Task inputs
┏━━

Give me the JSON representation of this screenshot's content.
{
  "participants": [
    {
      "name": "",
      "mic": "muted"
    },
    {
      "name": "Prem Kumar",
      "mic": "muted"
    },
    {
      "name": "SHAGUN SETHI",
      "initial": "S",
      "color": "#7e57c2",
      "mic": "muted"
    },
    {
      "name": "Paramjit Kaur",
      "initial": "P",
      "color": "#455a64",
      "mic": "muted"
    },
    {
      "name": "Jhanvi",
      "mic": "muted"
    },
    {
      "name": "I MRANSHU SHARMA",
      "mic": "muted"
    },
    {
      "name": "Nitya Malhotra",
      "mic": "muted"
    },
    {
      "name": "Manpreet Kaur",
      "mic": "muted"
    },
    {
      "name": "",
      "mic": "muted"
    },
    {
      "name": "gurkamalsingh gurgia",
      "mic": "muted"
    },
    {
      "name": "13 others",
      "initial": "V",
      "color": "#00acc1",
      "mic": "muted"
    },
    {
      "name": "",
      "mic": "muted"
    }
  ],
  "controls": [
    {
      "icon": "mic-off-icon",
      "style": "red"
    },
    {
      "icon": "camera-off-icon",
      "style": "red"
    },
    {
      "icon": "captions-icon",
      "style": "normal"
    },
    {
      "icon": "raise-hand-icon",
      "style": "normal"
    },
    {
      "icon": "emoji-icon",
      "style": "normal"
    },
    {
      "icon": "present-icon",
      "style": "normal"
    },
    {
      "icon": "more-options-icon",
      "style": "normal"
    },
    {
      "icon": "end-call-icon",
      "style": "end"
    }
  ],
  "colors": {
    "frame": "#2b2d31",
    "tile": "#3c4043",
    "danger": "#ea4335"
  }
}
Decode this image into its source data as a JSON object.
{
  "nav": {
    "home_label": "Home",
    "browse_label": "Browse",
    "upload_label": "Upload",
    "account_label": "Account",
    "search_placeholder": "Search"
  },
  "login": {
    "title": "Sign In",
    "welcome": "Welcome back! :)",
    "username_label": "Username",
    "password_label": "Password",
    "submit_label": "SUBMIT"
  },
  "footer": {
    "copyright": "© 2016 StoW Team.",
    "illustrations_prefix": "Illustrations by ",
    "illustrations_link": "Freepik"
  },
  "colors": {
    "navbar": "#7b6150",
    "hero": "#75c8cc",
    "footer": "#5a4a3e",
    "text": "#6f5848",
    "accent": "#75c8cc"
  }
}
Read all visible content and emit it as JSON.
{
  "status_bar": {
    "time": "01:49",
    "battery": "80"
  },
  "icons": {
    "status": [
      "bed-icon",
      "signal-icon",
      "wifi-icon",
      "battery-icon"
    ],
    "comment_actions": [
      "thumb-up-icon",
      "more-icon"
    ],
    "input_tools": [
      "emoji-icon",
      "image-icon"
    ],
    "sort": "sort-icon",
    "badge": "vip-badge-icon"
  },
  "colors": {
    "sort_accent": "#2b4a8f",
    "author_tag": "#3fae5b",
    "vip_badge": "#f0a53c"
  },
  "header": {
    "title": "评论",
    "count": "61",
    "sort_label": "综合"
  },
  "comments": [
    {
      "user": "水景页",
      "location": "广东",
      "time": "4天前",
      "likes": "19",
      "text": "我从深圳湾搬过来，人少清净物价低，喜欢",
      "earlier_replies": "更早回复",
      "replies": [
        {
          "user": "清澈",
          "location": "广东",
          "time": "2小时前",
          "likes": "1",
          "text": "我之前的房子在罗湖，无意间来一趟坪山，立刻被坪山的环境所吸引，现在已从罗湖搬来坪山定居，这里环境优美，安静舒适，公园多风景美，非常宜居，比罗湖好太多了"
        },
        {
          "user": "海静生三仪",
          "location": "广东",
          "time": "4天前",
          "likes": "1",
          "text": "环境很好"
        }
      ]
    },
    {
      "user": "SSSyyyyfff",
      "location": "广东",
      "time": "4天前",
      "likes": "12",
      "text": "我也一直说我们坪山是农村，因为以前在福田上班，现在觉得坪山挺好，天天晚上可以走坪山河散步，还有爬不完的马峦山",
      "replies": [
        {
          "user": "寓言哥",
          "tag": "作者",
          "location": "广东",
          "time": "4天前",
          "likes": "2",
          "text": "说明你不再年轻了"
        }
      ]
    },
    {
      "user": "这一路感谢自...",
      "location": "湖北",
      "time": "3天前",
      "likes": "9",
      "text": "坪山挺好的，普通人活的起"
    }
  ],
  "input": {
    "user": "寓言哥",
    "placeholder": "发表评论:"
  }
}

┗━━

Given request
Collect the lines of the records that include the string "time".

Full solution
    "time": "01:49",
      "time": "4天前",
          "time": "2小时前",
          "time": "4天前",
      "time": "4天前",
          "time": "4天前",
      "time": "3天前",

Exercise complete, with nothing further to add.